§ Work to be completed
Only a number is wanted: how many lines in the records below contain "develop"?

-------------------------

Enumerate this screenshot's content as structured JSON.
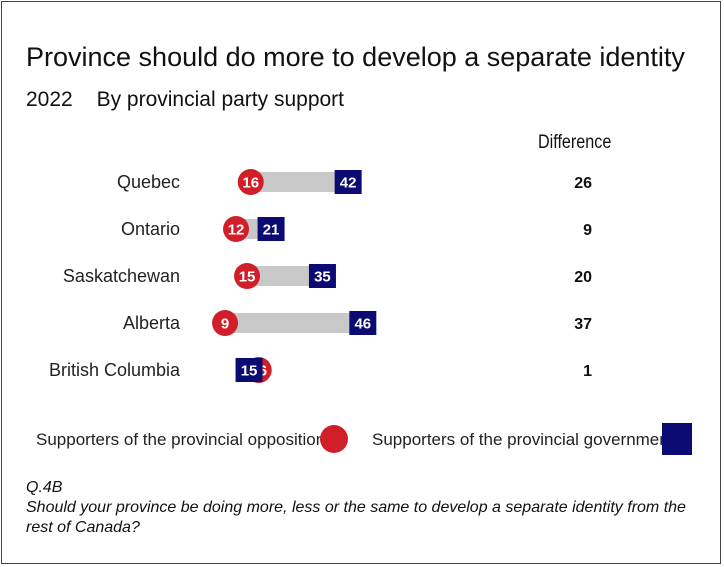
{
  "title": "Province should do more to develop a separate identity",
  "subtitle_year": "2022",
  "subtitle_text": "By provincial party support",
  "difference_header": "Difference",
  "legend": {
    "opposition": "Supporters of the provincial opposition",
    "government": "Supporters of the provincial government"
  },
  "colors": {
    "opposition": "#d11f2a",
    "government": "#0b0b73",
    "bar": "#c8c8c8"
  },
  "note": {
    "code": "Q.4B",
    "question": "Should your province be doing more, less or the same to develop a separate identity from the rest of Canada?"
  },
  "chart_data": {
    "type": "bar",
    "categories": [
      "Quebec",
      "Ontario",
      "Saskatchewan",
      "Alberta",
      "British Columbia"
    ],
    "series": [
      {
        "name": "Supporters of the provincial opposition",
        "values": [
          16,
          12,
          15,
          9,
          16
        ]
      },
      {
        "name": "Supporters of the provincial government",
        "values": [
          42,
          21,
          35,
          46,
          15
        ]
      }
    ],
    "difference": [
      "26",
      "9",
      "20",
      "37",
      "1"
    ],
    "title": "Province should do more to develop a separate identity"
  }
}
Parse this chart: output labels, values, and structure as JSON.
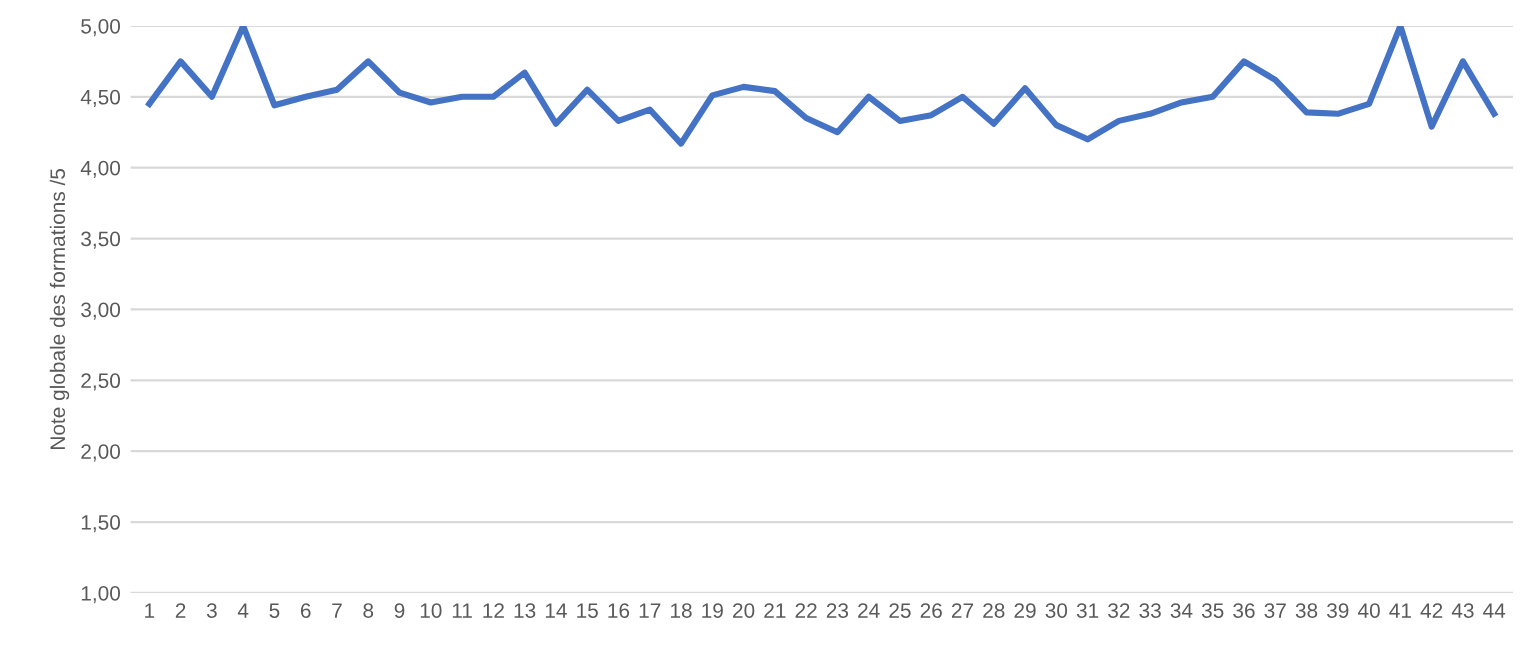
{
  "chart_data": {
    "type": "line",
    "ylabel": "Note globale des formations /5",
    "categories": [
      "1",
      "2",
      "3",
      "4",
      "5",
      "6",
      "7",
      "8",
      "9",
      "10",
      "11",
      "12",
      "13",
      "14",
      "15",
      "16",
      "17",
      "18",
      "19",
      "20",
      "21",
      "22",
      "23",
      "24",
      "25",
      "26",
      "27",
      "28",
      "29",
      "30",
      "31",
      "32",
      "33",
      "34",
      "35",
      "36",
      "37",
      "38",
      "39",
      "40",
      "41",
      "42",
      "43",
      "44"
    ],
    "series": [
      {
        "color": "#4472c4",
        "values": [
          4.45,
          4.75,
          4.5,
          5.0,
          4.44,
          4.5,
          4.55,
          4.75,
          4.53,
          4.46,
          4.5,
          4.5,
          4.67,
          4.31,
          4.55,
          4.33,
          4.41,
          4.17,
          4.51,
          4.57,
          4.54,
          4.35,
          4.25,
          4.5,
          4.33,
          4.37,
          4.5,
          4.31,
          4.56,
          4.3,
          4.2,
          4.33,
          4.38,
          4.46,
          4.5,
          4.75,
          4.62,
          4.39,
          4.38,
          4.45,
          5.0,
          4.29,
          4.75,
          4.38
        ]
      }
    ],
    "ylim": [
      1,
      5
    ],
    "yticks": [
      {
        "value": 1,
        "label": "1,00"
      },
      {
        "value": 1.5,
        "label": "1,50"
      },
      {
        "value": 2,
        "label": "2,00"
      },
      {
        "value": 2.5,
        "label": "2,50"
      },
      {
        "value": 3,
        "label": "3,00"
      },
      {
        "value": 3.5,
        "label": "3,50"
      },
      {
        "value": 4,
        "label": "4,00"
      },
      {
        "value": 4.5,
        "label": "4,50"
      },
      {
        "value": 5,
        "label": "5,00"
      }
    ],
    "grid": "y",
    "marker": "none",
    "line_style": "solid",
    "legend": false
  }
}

-------------------------

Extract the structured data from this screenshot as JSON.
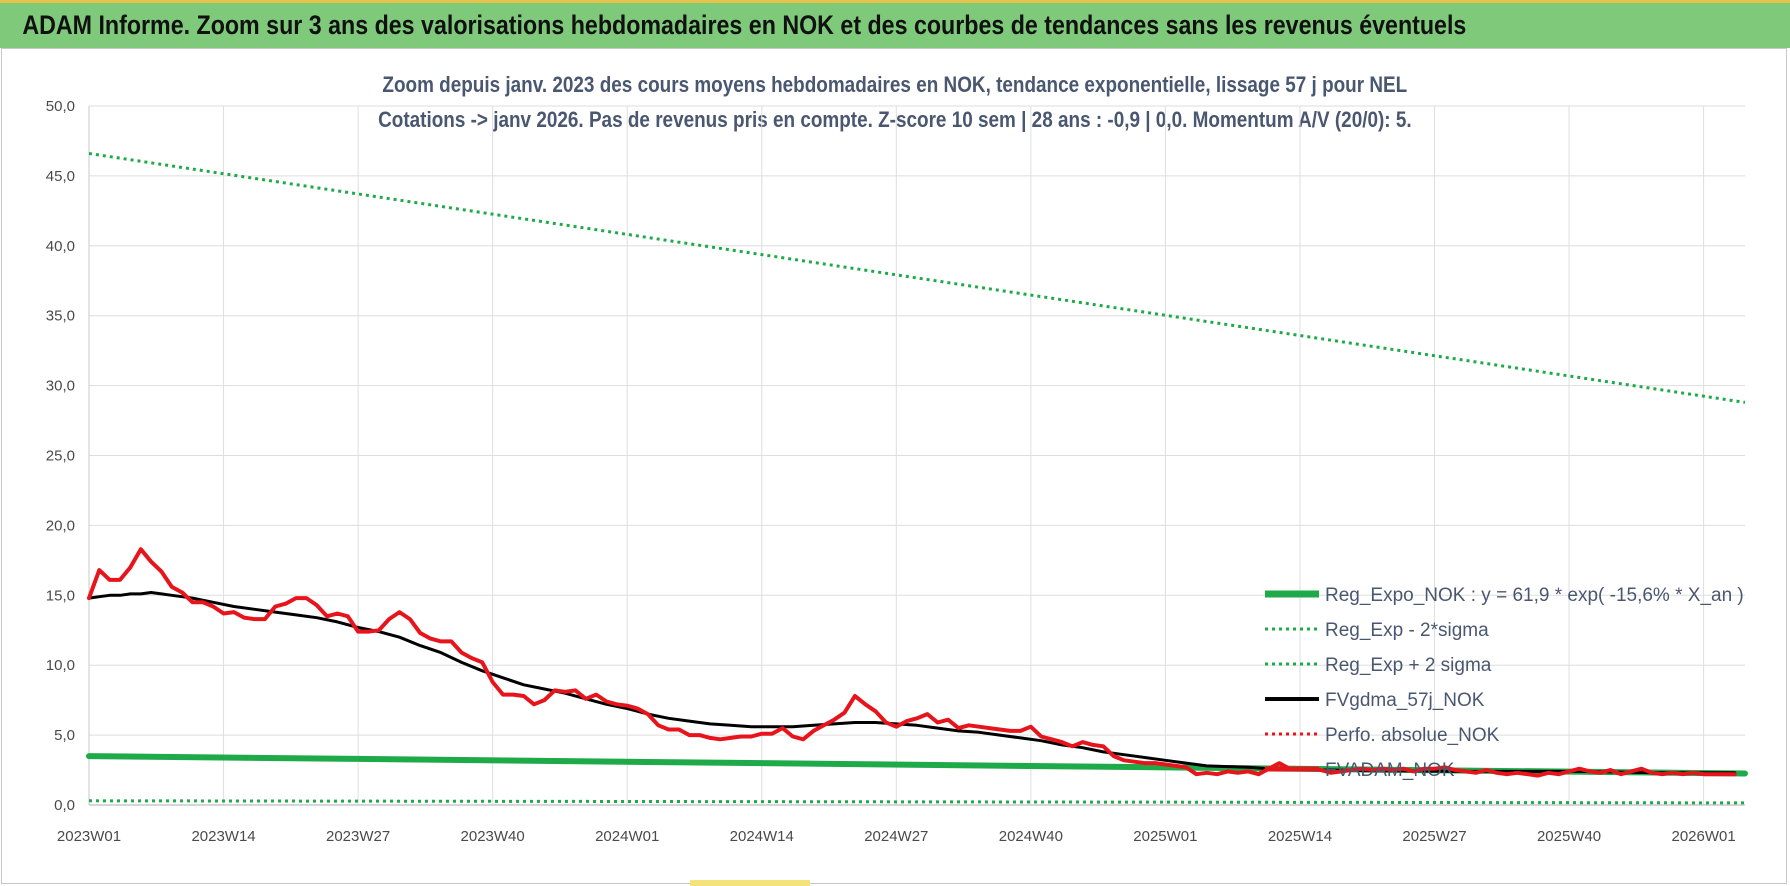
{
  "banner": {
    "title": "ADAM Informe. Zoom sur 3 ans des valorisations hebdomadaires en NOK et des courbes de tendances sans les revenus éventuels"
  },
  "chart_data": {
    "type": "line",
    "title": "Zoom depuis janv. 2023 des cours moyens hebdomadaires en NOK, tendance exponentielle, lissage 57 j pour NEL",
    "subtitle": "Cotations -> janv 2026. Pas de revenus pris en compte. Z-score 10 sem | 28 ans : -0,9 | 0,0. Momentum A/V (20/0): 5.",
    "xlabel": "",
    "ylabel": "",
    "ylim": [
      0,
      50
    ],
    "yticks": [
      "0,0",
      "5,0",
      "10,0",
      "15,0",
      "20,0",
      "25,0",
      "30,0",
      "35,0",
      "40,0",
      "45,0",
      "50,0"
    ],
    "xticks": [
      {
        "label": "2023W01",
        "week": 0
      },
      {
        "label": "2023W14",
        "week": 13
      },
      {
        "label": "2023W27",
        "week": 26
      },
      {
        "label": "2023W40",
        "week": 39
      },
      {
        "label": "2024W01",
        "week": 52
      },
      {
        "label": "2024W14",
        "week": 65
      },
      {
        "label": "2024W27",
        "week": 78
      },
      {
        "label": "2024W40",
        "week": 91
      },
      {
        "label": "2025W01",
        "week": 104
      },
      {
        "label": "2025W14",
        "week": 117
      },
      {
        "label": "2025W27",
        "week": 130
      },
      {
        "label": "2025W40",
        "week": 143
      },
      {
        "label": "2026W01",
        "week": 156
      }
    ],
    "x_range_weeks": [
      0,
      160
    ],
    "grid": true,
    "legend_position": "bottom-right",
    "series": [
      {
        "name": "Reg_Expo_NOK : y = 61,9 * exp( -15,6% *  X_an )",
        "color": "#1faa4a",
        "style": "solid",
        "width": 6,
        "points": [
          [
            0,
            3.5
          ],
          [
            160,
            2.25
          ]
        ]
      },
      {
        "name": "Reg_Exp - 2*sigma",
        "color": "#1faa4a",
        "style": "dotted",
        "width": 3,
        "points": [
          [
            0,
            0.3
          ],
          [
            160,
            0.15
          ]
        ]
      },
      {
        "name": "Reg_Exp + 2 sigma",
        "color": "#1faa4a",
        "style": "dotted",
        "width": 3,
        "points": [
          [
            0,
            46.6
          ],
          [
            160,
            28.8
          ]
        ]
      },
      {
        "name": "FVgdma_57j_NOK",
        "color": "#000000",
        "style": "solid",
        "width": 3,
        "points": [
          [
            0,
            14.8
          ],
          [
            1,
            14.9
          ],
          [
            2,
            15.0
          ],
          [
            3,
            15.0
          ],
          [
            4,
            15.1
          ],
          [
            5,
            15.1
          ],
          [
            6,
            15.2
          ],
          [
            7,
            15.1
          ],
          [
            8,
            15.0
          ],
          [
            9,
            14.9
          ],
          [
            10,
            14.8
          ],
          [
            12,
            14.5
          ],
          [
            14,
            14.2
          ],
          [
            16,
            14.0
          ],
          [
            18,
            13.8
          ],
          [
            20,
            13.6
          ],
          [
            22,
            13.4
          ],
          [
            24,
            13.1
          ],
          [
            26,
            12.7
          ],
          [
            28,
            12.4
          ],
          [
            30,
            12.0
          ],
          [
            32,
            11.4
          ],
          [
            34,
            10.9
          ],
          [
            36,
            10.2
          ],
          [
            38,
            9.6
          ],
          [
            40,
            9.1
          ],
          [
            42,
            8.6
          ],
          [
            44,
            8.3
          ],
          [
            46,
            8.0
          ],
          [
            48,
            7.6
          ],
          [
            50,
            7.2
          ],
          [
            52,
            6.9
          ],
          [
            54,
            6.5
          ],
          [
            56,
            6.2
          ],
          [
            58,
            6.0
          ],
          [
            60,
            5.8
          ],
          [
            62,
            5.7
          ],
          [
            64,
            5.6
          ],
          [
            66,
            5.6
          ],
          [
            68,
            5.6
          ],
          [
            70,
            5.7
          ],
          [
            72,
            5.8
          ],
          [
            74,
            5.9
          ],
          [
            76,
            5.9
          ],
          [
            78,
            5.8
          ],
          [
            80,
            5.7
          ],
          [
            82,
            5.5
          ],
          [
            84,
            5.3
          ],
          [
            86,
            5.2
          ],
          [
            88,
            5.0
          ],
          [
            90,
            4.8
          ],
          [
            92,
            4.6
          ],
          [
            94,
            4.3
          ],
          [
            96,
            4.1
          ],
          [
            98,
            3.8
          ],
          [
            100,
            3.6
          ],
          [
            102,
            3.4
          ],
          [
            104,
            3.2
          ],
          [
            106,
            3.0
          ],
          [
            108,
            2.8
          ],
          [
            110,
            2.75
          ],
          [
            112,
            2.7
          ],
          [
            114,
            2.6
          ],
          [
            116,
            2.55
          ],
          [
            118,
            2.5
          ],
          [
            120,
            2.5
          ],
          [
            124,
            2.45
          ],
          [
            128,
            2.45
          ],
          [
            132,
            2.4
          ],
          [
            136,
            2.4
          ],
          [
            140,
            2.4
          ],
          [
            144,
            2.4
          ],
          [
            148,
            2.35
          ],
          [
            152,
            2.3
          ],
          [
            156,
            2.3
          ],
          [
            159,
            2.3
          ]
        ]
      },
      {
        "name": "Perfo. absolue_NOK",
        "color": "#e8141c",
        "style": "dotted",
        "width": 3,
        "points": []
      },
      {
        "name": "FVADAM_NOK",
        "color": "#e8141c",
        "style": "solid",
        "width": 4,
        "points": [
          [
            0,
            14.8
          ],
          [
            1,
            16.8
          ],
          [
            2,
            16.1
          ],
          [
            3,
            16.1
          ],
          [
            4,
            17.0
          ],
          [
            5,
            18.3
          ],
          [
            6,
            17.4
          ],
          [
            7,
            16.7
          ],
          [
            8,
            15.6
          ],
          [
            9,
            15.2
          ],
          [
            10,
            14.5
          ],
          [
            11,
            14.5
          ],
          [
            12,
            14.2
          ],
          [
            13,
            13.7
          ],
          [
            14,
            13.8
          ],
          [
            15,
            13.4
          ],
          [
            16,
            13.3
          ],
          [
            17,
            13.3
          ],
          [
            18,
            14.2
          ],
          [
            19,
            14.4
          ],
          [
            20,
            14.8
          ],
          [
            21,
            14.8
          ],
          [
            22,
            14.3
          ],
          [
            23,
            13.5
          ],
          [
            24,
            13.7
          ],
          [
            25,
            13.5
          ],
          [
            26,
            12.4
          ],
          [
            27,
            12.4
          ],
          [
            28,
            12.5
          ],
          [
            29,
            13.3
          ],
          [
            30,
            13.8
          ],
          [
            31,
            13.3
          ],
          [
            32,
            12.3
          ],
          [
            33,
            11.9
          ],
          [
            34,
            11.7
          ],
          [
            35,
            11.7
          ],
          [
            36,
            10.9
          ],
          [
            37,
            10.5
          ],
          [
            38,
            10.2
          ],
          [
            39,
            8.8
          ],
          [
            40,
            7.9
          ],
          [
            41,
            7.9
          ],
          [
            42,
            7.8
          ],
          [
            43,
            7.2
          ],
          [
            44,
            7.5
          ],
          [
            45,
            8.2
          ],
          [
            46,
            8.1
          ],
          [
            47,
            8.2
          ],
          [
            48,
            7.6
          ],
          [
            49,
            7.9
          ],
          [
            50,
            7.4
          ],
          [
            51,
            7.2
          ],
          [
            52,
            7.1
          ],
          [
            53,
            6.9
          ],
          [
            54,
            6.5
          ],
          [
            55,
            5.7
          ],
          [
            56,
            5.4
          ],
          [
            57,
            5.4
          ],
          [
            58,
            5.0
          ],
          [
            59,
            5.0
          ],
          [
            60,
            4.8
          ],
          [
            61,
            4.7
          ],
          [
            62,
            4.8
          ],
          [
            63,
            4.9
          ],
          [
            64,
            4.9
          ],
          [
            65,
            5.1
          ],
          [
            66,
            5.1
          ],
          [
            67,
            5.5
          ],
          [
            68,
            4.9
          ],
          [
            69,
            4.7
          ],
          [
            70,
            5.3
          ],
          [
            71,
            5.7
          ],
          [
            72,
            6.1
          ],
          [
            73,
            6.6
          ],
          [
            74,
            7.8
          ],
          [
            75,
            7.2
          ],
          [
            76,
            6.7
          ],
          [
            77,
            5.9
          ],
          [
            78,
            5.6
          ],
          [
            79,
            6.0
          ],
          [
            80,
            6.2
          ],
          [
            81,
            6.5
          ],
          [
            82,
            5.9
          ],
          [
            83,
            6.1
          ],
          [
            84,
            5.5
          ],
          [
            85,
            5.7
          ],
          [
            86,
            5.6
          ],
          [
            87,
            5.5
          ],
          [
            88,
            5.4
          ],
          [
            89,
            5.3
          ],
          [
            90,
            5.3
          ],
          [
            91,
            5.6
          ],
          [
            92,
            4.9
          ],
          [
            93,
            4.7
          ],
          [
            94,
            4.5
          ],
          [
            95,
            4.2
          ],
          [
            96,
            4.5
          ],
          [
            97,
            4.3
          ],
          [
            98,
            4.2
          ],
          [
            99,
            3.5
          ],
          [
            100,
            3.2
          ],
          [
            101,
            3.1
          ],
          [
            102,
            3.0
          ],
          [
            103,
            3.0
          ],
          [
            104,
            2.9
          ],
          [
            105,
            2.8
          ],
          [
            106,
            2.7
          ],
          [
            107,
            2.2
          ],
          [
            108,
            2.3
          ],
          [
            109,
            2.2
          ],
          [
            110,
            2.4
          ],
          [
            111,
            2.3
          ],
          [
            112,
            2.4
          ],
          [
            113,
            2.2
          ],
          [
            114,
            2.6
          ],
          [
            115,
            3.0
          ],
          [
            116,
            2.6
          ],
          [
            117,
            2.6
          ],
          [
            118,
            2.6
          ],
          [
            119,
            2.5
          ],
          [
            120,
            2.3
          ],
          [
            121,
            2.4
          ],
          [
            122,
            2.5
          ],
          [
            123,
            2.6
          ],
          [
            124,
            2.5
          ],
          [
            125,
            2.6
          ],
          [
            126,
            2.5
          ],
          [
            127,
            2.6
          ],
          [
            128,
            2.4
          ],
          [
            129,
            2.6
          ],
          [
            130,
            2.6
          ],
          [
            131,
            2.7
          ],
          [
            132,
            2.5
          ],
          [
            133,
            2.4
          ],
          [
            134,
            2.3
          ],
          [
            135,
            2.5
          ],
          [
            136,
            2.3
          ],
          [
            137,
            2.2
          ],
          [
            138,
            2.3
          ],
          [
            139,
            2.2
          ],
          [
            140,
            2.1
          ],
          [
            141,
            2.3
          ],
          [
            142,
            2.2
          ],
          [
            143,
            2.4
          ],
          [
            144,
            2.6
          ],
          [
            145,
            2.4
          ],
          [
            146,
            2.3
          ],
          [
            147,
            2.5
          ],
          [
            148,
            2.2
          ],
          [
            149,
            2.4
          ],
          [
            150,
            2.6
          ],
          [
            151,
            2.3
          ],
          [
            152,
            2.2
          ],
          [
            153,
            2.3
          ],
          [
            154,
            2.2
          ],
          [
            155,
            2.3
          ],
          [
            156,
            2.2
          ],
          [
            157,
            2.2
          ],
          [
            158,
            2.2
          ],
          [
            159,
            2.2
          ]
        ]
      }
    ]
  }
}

-------------------------

§ Full output
3